» Provided records

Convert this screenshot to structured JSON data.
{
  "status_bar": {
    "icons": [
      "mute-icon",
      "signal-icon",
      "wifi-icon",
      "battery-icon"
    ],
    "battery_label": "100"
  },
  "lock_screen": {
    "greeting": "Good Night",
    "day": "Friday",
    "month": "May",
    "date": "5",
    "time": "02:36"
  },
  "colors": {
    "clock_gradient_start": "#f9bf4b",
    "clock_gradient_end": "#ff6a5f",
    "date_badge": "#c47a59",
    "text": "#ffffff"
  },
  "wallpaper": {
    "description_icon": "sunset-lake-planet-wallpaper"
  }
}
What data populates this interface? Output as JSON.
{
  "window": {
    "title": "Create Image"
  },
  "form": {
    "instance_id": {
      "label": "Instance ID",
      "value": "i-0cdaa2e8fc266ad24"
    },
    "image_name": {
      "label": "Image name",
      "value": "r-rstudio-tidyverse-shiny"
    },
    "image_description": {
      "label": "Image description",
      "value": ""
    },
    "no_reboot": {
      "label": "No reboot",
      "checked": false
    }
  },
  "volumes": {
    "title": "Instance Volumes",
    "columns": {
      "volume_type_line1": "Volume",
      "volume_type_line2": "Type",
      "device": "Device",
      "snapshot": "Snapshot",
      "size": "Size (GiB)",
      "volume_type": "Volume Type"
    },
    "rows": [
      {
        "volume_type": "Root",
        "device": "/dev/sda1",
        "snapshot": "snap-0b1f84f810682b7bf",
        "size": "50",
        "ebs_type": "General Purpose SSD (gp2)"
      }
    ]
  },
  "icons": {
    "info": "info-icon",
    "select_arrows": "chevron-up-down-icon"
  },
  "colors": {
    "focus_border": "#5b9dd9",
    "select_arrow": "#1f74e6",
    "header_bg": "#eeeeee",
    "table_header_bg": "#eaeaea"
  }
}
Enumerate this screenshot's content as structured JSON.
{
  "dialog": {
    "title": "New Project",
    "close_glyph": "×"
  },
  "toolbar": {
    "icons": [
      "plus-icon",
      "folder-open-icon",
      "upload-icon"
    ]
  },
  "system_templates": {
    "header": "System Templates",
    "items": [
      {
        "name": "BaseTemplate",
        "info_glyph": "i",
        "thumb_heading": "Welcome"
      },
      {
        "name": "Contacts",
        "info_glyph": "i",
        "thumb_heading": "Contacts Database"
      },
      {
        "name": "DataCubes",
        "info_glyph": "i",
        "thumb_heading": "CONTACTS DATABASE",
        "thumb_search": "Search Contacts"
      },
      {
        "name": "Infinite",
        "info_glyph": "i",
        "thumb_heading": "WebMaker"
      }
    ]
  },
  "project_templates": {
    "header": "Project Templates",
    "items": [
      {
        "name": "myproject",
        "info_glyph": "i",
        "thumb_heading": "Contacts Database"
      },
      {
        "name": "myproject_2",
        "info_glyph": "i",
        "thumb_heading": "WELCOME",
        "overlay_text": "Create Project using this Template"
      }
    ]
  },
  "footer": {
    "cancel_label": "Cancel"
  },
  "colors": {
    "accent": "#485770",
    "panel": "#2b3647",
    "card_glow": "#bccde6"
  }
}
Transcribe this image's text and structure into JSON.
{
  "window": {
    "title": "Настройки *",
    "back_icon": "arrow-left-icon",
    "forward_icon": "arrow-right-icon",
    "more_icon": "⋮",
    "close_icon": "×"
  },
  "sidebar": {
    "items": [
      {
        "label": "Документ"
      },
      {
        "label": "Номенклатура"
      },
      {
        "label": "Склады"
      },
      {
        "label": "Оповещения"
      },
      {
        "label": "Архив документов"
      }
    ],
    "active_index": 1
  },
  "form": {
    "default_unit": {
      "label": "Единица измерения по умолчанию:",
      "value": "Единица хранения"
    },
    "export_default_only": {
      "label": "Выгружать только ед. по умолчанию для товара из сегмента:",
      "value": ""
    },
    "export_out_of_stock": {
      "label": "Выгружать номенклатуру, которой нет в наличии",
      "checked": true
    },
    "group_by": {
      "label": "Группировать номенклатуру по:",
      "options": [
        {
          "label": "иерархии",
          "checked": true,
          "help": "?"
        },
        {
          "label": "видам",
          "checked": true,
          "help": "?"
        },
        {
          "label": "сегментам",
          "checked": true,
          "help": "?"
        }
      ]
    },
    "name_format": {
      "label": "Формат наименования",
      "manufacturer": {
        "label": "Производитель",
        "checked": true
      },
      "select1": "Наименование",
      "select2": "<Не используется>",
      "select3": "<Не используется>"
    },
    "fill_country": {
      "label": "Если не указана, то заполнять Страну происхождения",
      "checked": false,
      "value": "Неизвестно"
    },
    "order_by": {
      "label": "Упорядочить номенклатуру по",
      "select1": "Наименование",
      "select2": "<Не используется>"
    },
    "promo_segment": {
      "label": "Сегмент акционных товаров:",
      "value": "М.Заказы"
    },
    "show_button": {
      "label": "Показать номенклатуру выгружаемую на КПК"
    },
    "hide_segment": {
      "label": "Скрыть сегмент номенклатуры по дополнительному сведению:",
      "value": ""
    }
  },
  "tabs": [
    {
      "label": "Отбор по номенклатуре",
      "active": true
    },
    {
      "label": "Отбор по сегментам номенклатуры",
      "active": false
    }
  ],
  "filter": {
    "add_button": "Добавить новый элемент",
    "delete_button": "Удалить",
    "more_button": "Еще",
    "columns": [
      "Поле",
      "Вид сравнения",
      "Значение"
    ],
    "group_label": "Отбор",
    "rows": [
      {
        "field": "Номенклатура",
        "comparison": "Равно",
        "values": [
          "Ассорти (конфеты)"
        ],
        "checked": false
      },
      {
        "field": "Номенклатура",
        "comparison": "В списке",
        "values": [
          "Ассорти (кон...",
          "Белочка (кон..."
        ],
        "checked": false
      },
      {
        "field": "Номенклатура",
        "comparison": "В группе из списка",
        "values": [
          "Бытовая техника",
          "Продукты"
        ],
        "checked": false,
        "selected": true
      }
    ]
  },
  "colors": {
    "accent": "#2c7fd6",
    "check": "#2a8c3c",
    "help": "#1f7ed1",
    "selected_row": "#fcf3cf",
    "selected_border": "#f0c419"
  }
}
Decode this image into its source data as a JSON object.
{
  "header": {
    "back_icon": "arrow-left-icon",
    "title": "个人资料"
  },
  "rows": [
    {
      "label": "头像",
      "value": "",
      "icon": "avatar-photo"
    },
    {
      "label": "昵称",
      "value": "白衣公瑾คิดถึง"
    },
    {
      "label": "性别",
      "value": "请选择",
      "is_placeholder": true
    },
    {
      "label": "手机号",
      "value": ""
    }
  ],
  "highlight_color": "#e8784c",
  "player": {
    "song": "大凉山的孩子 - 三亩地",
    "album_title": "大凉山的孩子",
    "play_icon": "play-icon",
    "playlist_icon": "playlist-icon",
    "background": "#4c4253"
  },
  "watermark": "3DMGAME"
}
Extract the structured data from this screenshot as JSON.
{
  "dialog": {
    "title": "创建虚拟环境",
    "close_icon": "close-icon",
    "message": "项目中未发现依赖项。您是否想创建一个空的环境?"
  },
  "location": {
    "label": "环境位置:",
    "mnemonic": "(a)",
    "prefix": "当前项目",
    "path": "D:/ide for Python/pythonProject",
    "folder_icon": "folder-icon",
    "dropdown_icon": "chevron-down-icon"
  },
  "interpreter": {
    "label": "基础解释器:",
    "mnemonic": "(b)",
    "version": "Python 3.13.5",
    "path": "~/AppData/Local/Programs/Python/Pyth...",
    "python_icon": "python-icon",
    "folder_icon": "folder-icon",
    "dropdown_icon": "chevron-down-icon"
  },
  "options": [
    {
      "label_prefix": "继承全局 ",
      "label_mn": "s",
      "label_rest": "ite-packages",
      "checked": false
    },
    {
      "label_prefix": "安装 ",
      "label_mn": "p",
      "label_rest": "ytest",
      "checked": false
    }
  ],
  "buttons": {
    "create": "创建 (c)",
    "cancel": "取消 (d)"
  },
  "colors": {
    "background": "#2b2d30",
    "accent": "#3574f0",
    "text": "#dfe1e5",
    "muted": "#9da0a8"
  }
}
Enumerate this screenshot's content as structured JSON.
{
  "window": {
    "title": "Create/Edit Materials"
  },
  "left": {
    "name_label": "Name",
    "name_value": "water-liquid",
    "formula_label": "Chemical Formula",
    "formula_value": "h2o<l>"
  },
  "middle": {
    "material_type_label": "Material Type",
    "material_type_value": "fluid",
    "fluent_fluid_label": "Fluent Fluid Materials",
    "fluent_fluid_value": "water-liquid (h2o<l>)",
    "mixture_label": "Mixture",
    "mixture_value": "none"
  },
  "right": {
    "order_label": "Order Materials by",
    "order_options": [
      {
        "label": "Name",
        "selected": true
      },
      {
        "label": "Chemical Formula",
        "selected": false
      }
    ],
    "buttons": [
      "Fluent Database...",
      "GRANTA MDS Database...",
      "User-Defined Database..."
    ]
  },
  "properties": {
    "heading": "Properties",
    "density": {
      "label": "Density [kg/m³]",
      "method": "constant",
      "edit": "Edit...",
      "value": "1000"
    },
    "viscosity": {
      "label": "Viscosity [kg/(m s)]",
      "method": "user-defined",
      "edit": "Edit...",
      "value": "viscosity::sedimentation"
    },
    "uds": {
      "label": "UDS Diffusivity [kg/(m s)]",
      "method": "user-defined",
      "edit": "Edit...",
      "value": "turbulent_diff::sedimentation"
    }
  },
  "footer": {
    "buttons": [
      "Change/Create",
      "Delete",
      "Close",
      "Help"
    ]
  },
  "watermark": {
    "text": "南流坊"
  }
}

» Exercise objective
Show the lines that mention the word "Выгружать".

» Task result
      "label": "Выгружать только ед. по умолчанию для товара из сегмента:",
      "label": "Выгружать номенклатуру, которой нет в наличии",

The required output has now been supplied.